======== Material to process ========
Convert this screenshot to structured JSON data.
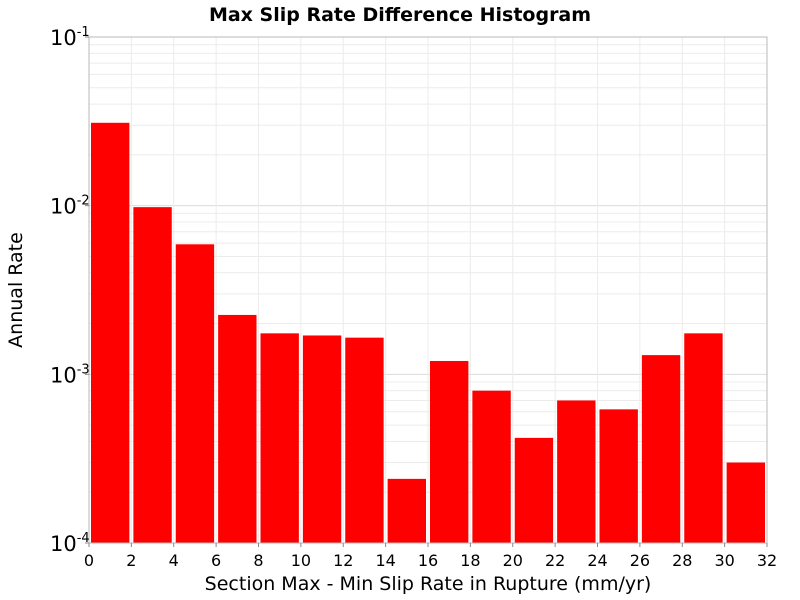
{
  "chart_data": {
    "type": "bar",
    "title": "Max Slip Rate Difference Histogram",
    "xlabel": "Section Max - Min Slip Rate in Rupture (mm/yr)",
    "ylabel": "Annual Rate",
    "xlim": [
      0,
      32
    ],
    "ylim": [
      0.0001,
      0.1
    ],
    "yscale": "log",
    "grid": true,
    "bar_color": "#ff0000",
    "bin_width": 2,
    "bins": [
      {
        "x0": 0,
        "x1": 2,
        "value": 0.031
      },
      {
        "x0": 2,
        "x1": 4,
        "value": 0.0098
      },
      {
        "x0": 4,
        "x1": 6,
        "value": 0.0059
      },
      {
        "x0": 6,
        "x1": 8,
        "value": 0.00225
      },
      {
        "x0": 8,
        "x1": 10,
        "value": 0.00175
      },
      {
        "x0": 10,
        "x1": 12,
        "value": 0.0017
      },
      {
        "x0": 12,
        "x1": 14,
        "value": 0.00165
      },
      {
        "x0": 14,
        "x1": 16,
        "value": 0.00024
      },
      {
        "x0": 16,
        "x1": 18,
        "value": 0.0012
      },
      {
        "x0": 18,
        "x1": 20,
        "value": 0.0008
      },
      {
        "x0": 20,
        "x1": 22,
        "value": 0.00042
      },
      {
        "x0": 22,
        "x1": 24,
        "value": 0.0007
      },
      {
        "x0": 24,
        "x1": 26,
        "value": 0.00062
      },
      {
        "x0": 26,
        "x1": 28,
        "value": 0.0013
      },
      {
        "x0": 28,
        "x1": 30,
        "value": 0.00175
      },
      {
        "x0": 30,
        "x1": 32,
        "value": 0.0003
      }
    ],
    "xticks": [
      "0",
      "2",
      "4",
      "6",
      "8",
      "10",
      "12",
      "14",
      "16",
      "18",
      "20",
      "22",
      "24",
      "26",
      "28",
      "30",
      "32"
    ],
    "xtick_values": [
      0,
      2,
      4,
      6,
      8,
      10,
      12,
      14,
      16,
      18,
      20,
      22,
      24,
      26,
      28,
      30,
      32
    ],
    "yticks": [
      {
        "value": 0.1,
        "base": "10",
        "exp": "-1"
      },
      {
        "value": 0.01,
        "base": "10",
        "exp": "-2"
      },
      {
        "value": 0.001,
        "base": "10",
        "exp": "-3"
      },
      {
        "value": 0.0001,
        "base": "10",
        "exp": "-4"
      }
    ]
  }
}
========
Directive:
Nothing in the entries should change as you copy them, except that the pictures are left out.

Solution to the exercise:
Convert this screenshot to structured JSON data.
{
  "chart_data": {
    "type": "bar",
    "title": "Max Slip Rate Difference Histogram",
    "xlabel": "Section Max - Min Slip Rate in Rupture (mm/yr)",
    "ylabel": "Annual Rate",
    "xlim": [
      0,
      32
    ],
    "ylim": [
      0.0001,
      0.1
    ],
    "yscale": "log",
    "grid": true,
    "bar_color": "#ff0000",
    "bin_width": 2,
    "bins": [
      {
        "x0": 0,
        "x1": 2,
        "value": 0.031
      },
      {
        "x0": 2,
        "x1": 4,
        "value": 0.0098
      },
      {
        "x0": 4,
        "x1": 6,
        "value": 0.0059
      },
      {
        "x0": 6,
        "x1": 8,
        "value": 0.00225
      },
      {
        "x0": 8,
        "x1": 10,
        "value": 0.00175
      },
      {
        "x0": 10,
        "x1": 12,
        "value": 0.0017
      },
      {
        "x0": 12,
        "x1": 14,
        "value": 0.00165
      },
      {
        "x0": 14,
        "x1": 16,
        "value": 0.00024
      },
      {
        "x0": 16,
        "x1": 18,
        "value": 0.0012
      },
      {
        "x0": 18,
        "x1": 20,
        "value": 0.0008
      },
      {
        "x0": 20,
        "x1": 22,
        "value": 0.00042
      },
      {
        "x0": 22,
        "x1": 24,
        "value": 0.0007
      },
      {
        "x0": 24,
        "x1": 26,
        "value": 0.00062
      },
      {
        "x0": 26,
        "x1": 28,
        "value": 0.0013
      },
      {
        "x0": 28,
        "x1": 30,
        "value": 0.00175
      },
      {
        "x0": 30,
        "x1": 32,
        "value": 0.0003
      }
    ],
    "xticks": [
      "0",
      "2",
      "4",
      "6",
      "8",
      "10",
      "12",
      "14",
      "16",
      "18",
      "20",
      "22",
      "24",
      "26",
      "28",
      "30",
      "32"
    ],
    "xtick_values": [
      0,
      2,
      4,
      6,
      8,
      10,
      12,
      14,
      16,
      18,
      20,
      22,
      24,
      26,
      28,
      30,
      32
    ],
    "yticks": [
      {
        "value": 0.1,
        "base": "10",
        "exp": "-1"
      },
      {
        "value": 0.01,
        "base": "10",
        "exp": "-2"
      },
      {
        "value": 0.001,
        "base": "10",
        "exp": "-3"
      },
      {
        "value": 0.0001,
        "base": "10",
        "exp": "-4"
      }
    ]
  }
}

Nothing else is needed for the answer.